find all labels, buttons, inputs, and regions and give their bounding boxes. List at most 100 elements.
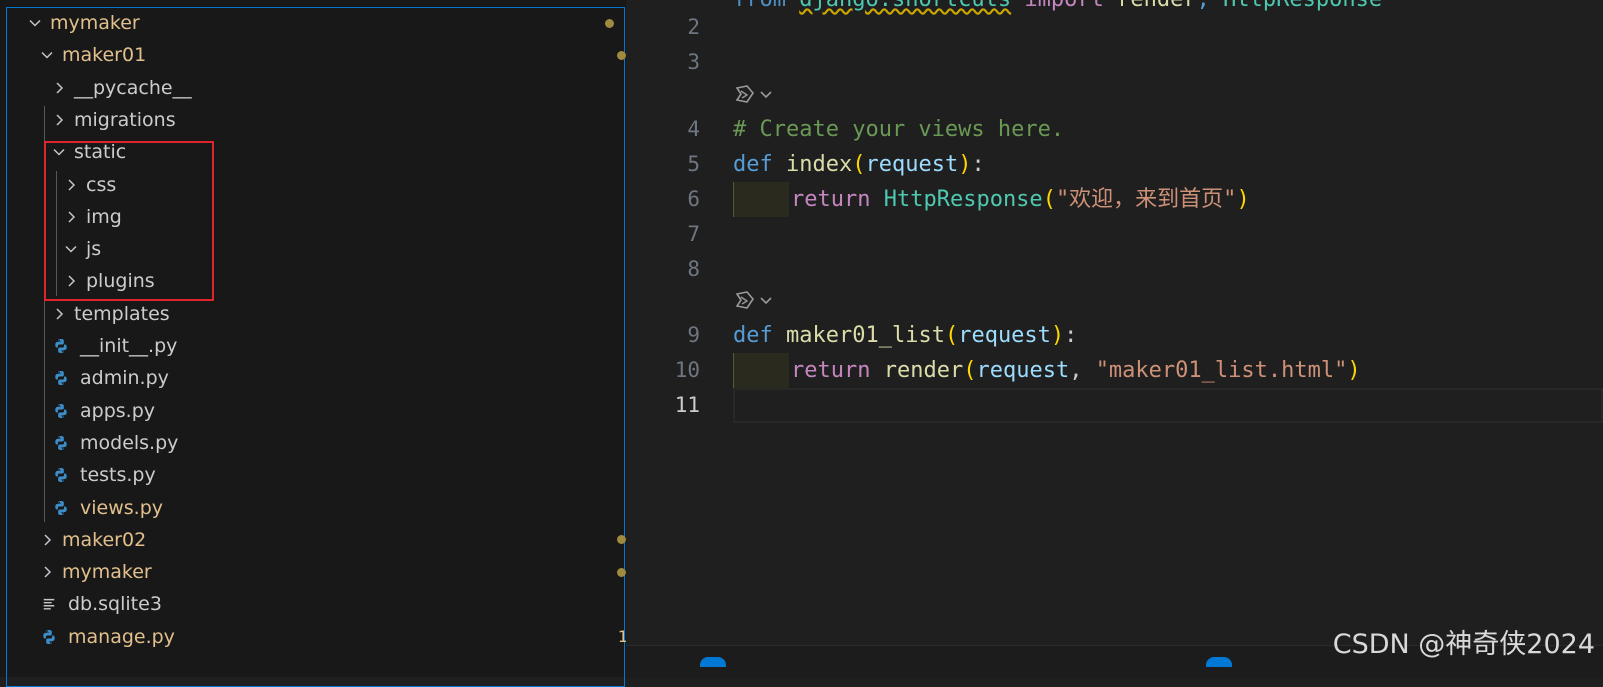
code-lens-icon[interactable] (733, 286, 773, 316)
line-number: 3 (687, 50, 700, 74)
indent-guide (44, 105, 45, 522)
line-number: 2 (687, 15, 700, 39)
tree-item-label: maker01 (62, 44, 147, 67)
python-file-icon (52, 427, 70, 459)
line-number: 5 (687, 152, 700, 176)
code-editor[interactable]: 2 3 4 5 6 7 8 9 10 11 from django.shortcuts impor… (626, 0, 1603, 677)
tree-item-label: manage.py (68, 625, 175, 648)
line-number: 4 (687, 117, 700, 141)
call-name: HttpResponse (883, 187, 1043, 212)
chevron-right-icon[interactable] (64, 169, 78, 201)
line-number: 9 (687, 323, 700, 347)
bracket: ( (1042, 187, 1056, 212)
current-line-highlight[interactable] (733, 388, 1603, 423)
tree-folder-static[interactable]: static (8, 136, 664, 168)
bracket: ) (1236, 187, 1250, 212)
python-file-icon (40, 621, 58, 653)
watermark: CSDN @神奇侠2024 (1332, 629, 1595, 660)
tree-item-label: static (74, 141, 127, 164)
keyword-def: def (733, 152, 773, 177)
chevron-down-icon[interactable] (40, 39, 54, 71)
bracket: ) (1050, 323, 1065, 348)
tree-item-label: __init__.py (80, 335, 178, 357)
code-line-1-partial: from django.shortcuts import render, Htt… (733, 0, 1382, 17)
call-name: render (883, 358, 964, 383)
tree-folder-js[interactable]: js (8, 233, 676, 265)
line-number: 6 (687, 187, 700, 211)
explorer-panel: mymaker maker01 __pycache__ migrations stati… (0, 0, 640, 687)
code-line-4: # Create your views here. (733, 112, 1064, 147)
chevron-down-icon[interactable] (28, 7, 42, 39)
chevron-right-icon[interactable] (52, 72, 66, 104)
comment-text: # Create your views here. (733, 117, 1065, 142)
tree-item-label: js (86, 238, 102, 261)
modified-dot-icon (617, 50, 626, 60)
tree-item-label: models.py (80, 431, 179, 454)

**********

TO BE DONE
Copy every line of the records above verbatim, leaving out the pictures.

ANSWER TO THE PROBLEM
find all labels, buttons, inputs, and regions and give their bounding boxes. List at most 100 elements.
code-lens-icon[interactable] (733, 286, 773, 316)
line-number: 3 (687, 50, 700, 74)
indent-guide (44, 105, 45, 522)
line-number: 2 (687, 15, 700, 39)
tree-item-label: maker01 (62, 44, 147, 67)
python-file-icon (52, 427, 70, 459)
line-number: 5 (687, 152, 700, 176)
code-editor[interactable]: 2 3 4 5 6 7 8 9 10 11 from django.shortcuts impor… (626, 0, 1603, 677)
tree-item-label: manage.py (68, 625, 175, 648)
line-number: 4 (687, 117, 700, 141)
call-name: HttpResponse (883, 187, 1043, 212)
chevron-right-icon[interactable] (64, 169, 78, 201)
line-number: 9 (687, 323, 700, 347)
bracket: ( (1042, 187, 1056, 212)
current-line-highlight[interactable] (733, 388, 1603, 423)
tree-folder-static[interactable]: static (8, 136, 664, 168)
bracket: ) (1236, 187, 1250, 212)
python-file-icon (40, 621, 58, 653)
watermark: CSDN @神奇侠2024 (1332, 629, 1595, 660)
tree-item-label: static (74, 141, 127, 164)
keyword-def: def (733, 152, 773, 177)
chevron-down-icon[interactable] (40, 39, 54, 71)
bracket: ) (1050, 323, 1065, 348)
tree-item-label: __init__.py (80, 335, 178, 357)
code-line-1-partial: from django.shortcuts import render, Htt… (733, 0, 1382, 17)
call-name: render (883, 358, 964, 383)
tree-folder-js[interactable]: js (8, 233, 676, 265)
line-number: 6 (687, 187, 700, 211)
explorer-panel: mymaker maker01 __pycache__ migrations stati… (0, 0, 640, 687)
code-line-4: # Create your views here. (733, 112, 1064, 147)
chevron-down-icon[interactable] (28, 7, 42, 39)
chevron-right-icon[interactable] (52, 72, 66, 104)
comment-text: # Create your views here. (733, 117, 1065, 142)
tree-item-label: js (86, 238, 102, 261)
modified-dot-icon (617, 50, 626, 60)
tree-item-label: models.py (80, 431, 179, 454)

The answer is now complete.